Data to use »
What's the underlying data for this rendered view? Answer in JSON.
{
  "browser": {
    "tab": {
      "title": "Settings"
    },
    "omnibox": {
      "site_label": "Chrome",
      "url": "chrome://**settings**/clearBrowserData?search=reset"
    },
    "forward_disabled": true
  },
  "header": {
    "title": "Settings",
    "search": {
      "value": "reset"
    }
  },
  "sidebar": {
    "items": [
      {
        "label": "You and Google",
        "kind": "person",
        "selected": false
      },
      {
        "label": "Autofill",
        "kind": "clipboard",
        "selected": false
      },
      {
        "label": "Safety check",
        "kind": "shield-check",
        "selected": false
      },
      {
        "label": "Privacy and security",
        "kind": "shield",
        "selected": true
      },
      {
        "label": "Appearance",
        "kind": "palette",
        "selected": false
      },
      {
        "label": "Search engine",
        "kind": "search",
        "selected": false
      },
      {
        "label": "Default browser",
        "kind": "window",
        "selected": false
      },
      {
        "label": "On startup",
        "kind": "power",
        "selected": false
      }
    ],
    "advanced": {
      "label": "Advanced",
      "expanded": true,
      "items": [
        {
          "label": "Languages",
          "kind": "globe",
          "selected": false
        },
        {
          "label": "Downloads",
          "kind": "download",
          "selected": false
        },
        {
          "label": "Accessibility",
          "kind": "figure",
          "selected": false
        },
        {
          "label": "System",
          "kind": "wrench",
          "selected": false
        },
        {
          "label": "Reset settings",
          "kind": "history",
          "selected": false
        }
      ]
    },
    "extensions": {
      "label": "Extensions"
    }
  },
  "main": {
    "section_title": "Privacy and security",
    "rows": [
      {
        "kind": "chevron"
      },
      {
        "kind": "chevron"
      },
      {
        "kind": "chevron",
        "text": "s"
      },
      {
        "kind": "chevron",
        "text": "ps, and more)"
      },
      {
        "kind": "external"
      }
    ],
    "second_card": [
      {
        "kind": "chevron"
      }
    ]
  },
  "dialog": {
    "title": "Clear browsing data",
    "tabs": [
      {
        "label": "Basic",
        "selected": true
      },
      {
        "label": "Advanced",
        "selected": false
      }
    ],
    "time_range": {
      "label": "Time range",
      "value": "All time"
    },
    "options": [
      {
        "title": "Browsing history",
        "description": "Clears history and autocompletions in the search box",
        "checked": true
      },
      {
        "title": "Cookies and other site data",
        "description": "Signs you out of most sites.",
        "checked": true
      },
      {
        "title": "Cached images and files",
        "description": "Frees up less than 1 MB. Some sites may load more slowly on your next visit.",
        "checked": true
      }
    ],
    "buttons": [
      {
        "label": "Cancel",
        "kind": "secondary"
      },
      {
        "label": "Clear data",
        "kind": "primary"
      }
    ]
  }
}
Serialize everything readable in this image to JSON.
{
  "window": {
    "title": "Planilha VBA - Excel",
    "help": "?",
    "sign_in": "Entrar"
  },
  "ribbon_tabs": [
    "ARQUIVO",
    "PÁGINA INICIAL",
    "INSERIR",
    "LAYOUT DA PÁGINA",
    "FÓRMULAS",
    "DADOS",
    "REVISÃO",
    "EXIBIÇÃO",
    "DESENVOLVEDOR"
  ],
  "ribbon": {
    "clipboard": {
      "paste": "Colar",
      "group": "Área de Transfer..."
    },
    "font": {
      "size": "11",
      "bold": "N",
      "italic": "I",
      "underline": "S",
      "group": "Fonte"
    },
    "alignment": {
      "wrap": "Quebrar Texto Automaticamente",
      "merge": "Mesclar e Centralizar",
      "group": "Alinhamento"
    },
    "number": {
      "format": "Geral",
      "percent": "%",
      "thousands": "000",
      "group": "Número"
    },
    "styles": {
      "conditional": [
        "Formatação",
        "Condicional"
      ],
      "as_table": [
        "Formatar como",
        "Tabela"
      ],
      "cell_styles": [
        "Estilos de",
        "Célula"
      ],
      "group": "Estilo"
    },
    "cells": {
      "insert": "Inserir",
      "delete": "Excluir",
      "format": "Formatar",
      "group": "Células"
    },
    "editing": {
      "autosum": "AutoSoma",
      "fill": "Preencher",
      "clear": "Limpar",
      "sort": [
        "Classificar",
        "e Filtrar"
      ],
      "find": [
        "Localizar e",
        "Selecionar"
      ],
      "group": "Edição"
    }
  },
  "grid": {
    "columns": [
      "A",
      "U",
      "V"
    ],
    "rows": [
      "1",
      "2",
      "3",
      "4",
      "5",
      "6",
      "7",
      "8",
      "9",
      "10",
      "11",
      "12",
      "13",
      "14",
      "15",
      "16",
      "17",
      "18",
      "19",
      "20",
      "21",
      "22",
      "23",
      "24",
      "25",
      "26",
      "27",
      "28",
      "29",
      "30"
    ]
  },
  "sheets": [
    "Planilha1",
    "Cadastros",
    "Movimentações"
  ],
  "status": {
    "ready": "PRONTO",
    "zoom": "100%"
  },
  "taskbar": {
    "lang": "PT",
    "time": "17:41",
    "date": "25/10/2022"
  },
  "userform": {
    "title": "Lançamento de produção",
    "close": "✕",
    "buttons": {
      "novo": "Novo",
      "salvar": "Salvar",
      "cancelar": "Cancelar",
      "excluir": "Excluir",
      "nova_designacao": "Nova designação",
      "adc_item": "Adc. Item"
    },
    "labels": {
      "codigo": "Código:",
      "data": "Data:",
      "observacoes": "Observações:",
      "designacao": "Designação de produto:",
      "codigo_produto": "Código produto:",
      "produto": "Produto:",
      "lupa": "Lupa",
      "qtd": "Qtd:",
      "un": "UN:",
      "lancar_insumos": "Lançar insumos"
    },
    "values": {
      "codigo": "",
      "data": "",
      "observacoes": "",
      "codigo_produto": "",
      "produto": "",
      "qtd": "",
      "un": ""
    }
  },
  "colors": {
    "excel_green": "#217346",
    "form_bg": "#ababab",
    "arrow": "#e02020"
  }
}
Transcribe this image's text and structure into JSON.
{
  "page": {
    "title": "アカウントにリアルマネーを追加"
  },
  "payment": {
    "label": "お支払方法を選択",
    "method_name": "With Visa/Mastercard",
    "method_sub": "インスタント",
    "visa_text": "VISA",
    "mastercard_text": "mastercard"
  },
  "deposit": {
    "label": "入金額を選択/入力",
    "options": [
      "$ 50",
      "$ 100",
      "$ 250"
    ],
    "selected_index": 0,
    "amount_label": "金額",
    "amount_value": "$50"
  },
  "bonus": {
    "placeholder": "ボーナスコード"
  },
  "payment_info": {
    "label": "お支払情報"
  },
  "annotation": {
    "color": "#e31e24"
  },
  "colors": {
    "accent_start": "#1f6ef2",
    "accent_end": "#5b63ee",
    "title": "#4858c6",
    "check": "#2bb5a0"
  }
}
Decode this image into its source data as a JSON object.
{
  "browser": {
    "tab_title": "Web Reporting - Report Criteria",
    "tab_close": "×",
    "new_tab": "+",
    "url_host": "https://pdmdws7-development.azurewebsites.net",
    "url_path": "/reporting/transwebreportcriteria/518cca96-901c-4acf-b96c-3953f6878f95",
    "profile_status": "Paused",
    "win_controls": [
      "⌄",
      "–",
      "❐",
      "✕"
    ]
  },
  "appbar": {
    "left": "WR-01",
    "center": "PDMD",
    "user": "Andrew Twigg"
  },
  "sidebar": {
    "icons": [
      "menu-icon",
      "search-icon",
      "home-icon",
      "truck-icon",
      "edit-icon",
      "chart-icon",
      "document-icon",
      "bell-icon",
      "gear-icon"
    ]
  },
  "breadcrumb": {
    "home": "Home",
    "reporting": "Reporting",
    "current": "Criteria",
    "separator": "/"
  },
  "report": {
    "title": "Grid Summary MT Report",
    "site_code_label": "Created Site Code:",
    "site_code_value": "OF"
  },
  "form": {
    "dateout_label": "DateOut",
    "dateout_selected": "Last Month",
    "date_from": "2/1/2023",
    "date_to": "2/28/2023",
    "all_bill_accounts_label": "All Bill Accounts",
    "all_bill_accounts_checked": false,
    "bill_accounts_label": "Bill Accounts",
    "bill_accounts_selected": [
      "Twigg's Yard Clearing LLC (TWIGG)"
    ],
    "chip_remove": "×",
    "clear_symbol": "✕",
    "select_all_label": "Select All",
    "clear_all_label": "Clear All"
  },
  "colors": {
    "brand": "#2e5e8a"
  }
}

Stated problem » Your answer should be a single number: the count of lines in the entries that contain the word "Privacy".

Full response » 2